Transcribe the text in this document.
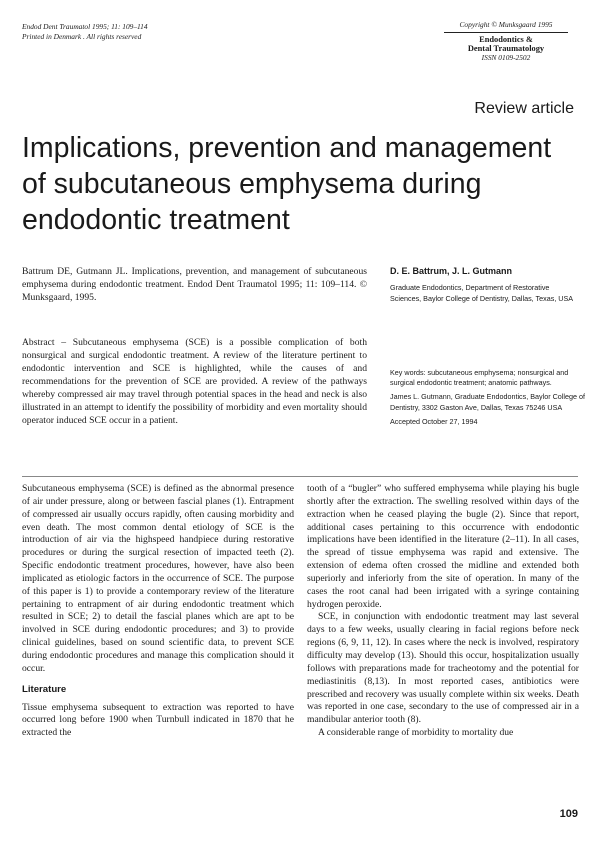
Endod Dent Traumatol 1995; 11: 109–114
Printed in Denmark . All rights reserved
Copyright © Munksgaard 1995
Endodontics &
Dental Traumatology
ISSN 0109-2502
Review article
Implications, prevention and management of subcutaneous emphysema during endodontic treatment
Battrum DE, Gutmann JL. Implications, prevention, and management of subcutaneous emphysema during endodontic treatment. Endod Dent Traumatol 1995; 11: 109–114. © Munksgaard, 1995.
Abstract – Subcutaneous emphysema (SCE) is a possible complication of both nonsurgical and surgical endodontic treatment. A review of the literature pertinent to endodontic intervention and SCE is highlighted, while the causes of and recommendations for the prevention of SCE are provided. A review of the pathways whereby compressed air may travel through potential spaces in the head and neck is also illustrated in an attempt to identify the possibility of morbidity and even mortality should operator induced SCE occur in a patient.
D. E. Battrum, J. L. Gutmann
Graduate Endodontics, Department of Restorative Sciences, Baylor College of Dentistry, Dallas, Texas, USA

Key words: subcutaneous emphysema; nonsurgical and surgical endodontic treatment; anatomic pathways.

James L. Gutmann, Graduate Endodontics, Baylor College of Dentistry, 3302 Gaston Ave, Dallas, Texas 75246 USA

Accepted October 27, 1994

Subcutaneous emphysema (SCE) is defined as the abnormal presence of air under pressure, along or between fascial planes (1). Entrapment of compressed air usually occurs rapidly, often causing morbidity and even death. The most common dental etiology of SCE is the introduction of air via the highspeed handpiece during restorative procedures or during the surgical resection of impacted teeth (2). Specific endodontic treatment procedures, however, have also been implicated as etiologic factors in the occurrence of SCE. The purpose of this paper is 1) to provide a contemporary review of the literature pertaining to entrapment of air during endodontic treatment which resulted in SCE; 2) to detail the fascial planes which are apt to be involved in SCE during endodontic procedures; and 3) to provide clinical guidelines, based on sound scientific data, to prevent SCE during endodontic procedures and manage this complication should it occur.

Literature

Tissue emphysema subsequent to extraction was reported to have occurred long before 1900 when Turnbull indicated in 1870 that he extracted the

tooth of a “bugler” who suffered emphysema while playing his bugle shortly after the extraction. The swelling resolved within days of the extraction when he ceased playing the bugle (2). Since that report, additional cases pertaining to this occurrence with endodontic implications have been identified in the literature (2–11). In all cases, the spread of tissue emphysema was rapid and extensive. The extension of edema often crossed the midline and extended both superiorly and inferiorly from the site of operation. In many of the cases the root canal had been irrigated with a syringe containing hydrogen peroxide.

SCE, in conjunction with endodontic treatment may last several days to a few weeks, usually clearing in facial regions before neck regions (6, 9, 11, 12). In cases where the neck is involved, respiratory difficulty may develop (13). Should this occur, hospitalization usually follows with preparations made for tracheotomy and the potential for mediastinitis (8,13). In most reported cases, antibiotics were prescribed and recovery was usually complete within six weeks. Death was reported in one case, secondary to the use of compressed air in a mandibular anterior tooth (8).

A considerable range of morbidity to mortality due

109
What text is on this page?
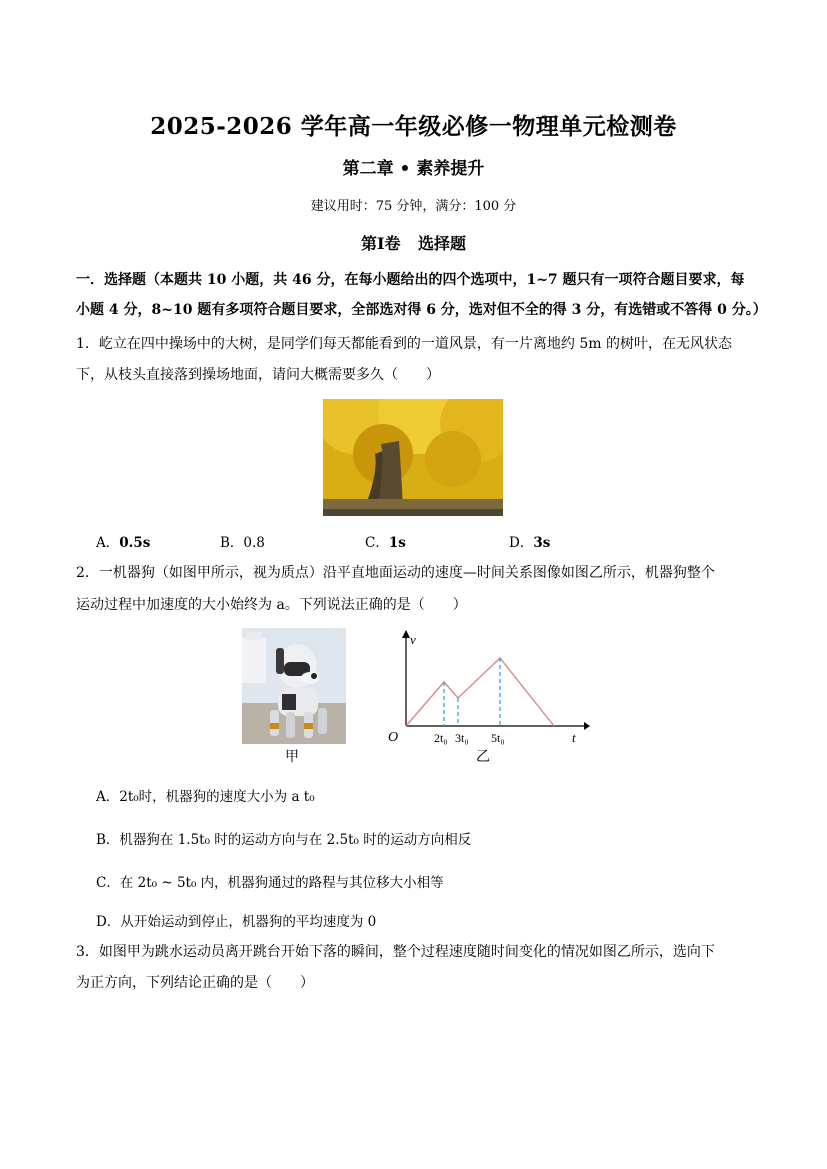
2025-2026 学年高一年级必修一物理单元检测卷
第二章 • 素养提升
建议用时：75 分钟，满分：100 分
第Ⅰ卷 选择题
一．选择题（本题共 10 小题，共 46 分，在每小题给出的四个选项中，1~7 题只有一项符合题目要求，每
小题 4 分，8~10 题有多项符合题目要求，全部选对得 6 分，选对但不全的得 3 分，有选错或不答得 0 分。）
1．屹立在四中操场中的大树，是同学们每天都能看到的一道风景，有一片离地约 5m 的树叶，在无风状态
下，从枝头直接落到操场地面，请问大概需要多久（　　）
A．0.5s	B．0.8	C．1s	D．3s
2．一机器狗（如图甲所示，视为质点）沿平直地面运动的速度—时间关系图像如图乙所示，机器狗整个
运动过程中加速度的大小始终为 a。下列说法正确的是（　　）
甲
v
t
O	2t₀ 3t₀ 5t₀
乙
A．2t₀时，机器狗的速度大小为 a t₀
B．机器狗在 1.5t₀ 时的运动方向与在 2.5t₀ 时的运动方向相反
C．在 2t₀ ~ 5t₀ 内，机器狗通过的路程与其位移大小相等
D．从开始运动到停止，机器狗的平均速度为 0
3．如图甲为跳水运动员离开跳台开始下落的瞬间，整个过程速度随时间变化的情况如图乙所示，选向下
为正方向，下列结论正确的是（　　）
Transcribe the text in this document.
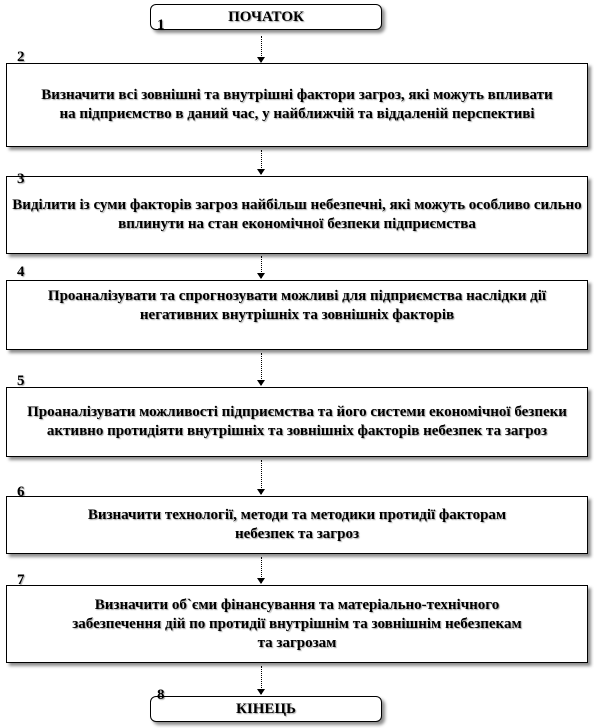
ПОЧАТОК
1
Визначити всі зовнішні та внутрішні фактори загроз, які можуть впливати на підприємство в даний час, у найближчій та віддаленій перспективі
2
Виділити із суми факторів загроз найбільш небезпечні, які можуть особливо сильно вплинути на стан економічної безпеки підприємства
3
Проаналізувати та спрогнозувати можливі для підприємства наслідки дії негативних внутрішніх та зовнішніх факторів
4
Проаналізувати можливості підприємства та його системи економічної безпеки активно протидіяти внутрішніх та зовнішніх факторів небезпек та загроз
5
Визначити технології, методи та методики протидії факторам небезпек та загроз
6
Визначити об`єми фінансування та матеріально-технічного забезпечення дій по протидії внутрішнім та зовнішнім небезпекам та загрозам
7
КІНЕЦЬ
8
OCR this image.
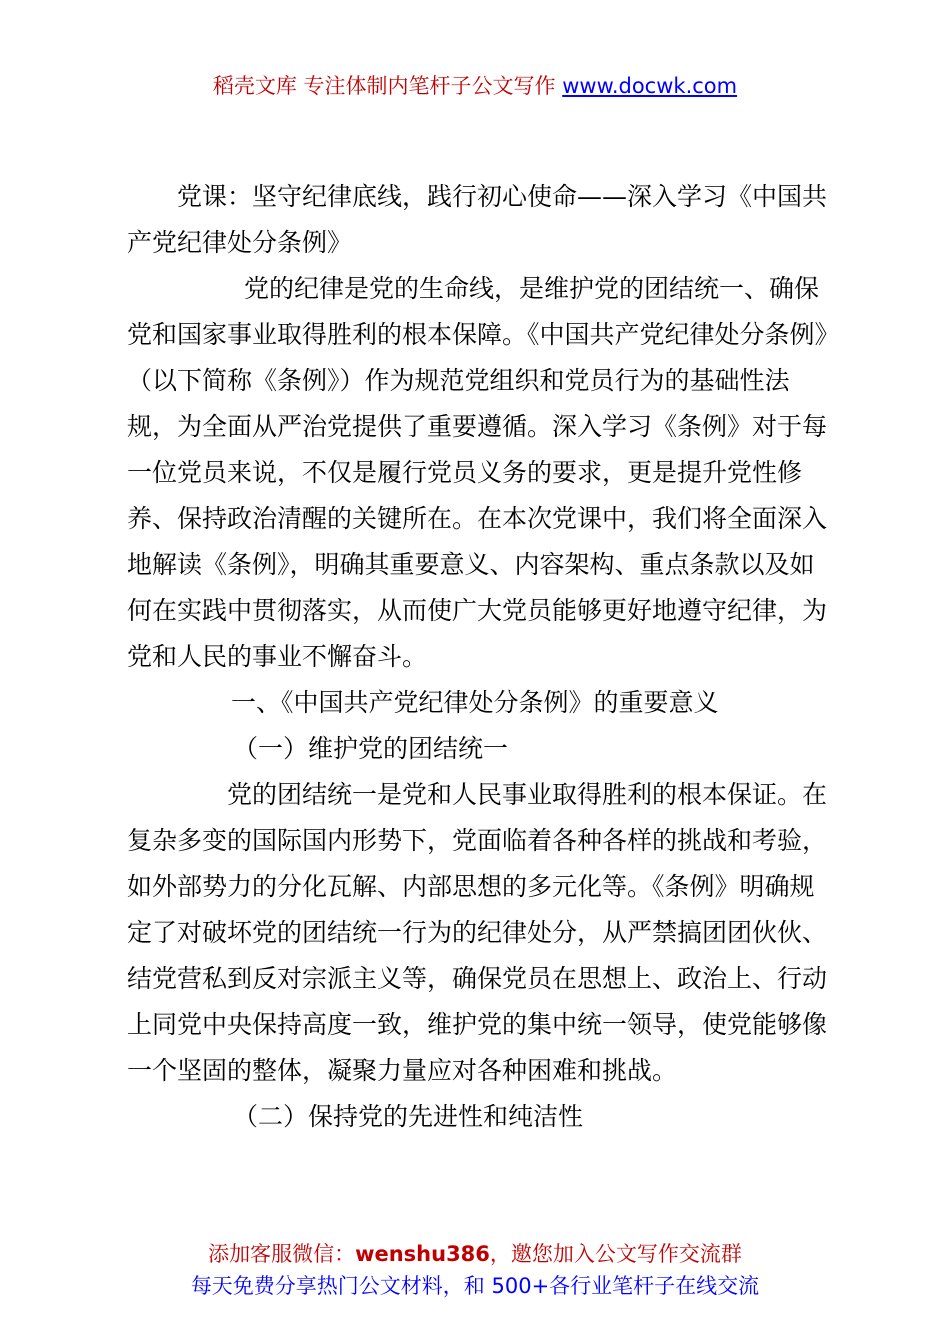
稻壳文库 专注体制内笔杆子公文写作 www.docwk.com

党课：坚守纪律底线，践行初心使命——深入学习《中国共产党纪律处分条例》

党的纪律是党的生命线，是维护党的团结统一、确保党和国家事业取得胜利的根本保障。《中国共产党纪律处分条例》（以下简称《条例》）作为规范党组织和党员行为的基础性法规，为全面从严治党提供了重要遵循。深入学习《条例》对于每一位党员来说，不仅是履行党员义务的要求，更是提升党性修养、保持政治清醒的关键所在。在本次党课中，我们将全面深入地解读《条例》，明确其重要意义、内容架构、重点条款以及如何在实践中贯彻落实，从而使广大党员能够更好地遵守纪律，为党和人民的事业不懈奋斗。

一、《中国共产党纪律处分条例》的重要意义

（一）维护党的团结统一

党的团结统一是党和人民事业取得胜利的根本保证。在复杂多变的国际国内形势下，党面临着各种各样的挑战和考验，如外部势力的分化瓦解、内部思想的多元化等。《条例》明确规定了对破坏党的团结统一行为的纪律处分，从严禁搞团团伙伙、结党营私到反对宗派主义等，确保党员在思想上、政治上、行动上同党中央保持高度一致，维护党的集中统一领导，使党能够像一个坚固的整体，凝聚力量应对各种困难和挑战。

（二）保持党的先进性和纯洁性

添加客服微信：wenshu386，邀您加入公文写作交流群
每天免费分享热门公文材料，和 500+各行业笔杆子在线交流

━━━━

Written exercise
Copy each line of the records that contains the word "management".

The completed task
Implications, prevention and management of subcutaneous emphysema during endodontic treatment
Battrum DE, Gutmann JL. Implications, prevention, and management of subcutaneous emphysema during endodontic treatment. Endod Dent Traumatol 1995; 11: 109–114. © Munksgaard, 1995.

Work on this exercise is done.